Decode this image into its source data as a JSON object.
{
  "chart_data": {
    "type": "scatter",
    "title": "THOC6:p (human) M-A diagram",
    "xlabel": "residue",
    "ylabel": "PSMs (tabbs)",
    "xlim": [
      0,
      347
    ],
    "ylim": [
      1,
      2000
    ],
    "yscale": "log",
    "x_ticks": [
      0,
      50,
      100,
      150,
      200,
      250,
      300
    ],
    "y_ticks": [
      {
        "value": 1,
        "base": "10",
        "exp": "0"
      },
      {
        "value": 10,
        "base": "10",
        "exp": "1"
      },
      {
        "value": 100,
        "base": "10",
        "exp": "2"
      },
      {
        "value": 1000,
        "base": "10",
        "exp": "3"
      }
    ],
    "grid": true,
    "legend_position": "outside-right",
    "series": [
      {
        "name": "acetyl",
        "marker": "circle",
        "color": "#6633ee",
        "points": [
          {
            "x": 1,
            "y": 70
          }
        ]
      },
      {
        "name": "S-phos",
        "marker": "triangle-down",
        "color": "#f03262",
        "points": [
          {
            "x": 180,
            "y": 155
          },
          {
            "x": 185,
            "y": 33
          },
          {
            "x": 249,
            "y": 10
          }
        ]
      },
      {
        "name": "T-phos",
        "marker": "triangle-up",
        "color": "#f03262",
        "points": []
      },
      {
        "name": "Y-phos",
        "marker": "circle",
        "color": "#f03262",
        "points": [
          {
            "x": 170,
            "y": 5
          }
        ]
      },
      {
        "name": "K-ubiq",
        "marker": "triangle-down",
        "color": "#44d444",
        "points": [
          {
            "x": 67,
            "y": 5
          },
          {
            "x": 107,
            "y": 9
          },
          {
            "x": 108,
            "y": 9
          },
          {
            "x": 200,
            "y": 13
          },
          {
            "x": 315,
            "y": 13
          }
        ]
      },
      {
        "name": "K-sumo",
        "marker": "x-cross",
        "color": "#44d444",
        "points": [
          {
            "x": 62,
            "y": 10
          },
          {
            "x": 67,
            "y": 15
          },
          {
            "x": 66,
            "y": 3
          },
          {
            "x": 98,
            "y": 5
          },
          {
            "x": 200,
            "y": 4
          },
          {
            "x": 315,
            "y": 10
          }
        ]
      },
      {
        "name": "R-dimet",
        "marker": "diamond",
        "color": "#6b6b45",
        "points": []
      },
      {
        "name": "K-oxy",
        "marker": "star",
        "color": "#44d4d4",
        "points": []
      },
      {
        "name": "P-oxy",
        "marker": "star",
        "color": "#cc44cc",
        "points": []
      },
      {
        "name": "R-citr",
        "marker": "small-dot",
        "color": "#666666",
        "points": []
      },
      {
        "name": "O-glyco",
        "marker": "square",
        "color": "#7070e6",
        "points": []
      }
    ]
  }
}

□ □ □

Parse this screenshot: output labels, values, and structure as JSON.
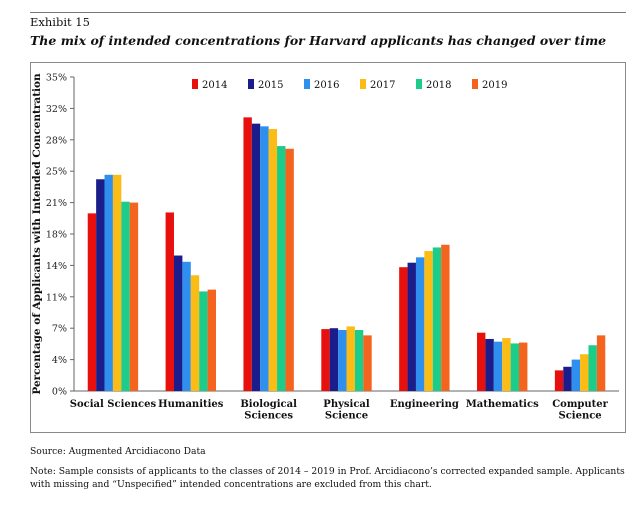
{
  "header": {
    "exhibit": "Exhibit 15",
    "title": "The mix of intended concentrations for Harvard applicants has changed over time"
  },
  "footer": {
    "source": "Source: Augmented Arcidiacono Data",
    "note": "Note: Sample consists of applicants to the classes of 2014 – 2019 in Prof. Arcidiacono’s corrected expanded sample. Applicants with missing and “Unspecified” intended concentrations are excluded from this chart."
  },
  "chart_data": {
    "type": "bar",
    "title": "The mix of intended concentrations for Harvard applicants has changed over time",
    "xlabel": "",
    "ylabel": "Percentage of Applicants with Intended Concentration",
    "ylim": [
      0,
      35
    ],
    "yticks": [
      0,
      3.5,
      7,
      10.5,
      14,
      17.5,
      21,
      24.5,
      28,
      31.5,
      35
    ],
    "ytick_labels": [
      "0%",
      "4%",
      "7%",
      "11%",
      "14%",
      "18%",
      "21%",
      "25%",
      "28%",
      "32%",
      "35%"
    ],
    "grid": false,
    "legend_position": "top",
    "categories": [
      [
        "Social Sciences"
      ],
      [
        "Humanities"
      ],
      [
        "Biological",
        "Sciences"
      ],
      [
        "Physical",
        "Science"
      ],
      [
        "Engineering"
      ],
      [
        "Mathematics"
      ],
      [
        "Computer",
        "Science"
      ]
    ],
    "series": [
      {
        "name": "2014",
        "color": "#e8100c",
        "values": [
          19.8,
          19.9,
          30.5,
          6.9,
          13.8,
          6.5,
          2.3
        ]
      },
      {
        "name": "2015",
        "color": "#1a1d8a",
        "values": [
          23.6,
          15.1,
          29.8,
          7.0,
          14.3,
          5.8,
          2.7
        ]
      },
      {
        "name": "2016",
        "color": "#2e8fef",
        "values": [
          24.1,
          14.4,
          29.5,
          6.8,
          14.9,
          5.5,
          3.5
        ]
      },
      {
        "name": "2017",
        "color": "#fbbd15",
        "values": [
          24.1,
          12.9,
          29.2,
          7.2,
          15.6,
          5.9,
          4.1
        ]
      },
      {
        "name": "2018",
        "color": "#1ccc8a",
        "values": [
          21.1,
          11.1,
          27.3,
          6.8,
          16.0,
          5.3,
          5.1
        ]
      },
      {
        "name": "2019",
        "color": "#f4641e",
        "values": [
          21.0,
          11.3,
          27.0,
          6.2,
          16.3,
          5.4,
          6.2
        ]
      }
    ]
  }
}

□ □ □

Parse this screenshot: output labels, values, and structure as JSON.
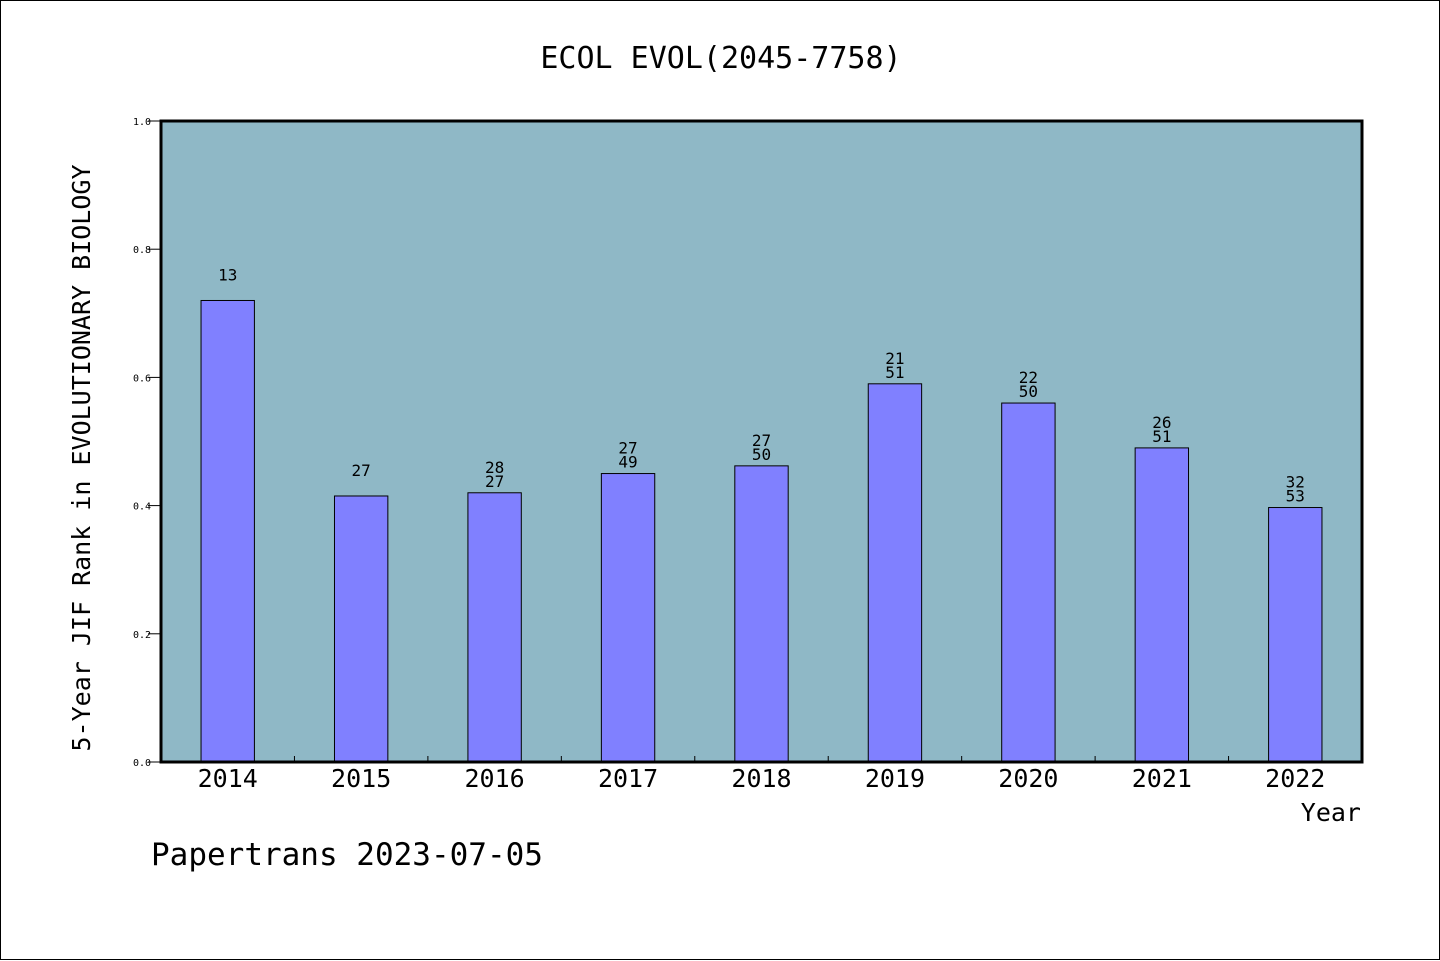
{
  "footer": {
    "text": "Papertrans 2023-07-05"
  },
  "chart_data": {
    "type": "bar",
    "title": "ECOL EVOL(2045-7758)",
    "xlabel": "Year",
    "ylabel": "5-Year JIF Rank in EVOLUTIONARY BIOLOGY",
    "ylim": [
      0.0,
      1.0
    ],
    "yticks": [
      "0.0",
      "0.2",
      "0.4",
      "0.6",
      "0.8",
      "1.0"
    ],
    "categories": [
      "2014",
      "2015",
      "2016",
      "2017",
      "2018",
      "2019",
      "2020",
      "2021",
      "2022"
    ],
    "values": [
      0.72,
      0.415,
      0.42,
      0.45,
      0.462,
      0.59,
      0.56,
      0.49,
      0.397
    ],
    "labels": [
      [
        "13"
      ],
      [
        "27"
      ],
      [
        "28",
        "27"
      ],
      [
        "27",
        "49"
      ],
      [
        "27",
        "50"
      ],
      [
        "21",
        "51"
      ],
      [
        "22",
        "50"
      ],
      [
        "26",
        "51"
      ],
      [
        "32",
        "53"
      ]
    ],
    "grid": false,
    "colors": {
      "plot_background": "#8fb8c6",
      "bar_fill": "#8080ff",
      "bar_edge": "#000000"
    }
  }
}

□ □ □

### TASK DIRECTIONS
Locate the string "with" in the listing above and copy every line where it occurs.

### ANSWER TO THIS TASK
    "note": "Note: Sample consists of applicants to the classes of 2014 – 2019 in Prof. Arcidiacono’s corrected expanded sample. Applicants with missing and “Unspecified” intended concentrations are excluded from this chart."
    "ylabel": "Percentage of Applicants with Intended Concentration",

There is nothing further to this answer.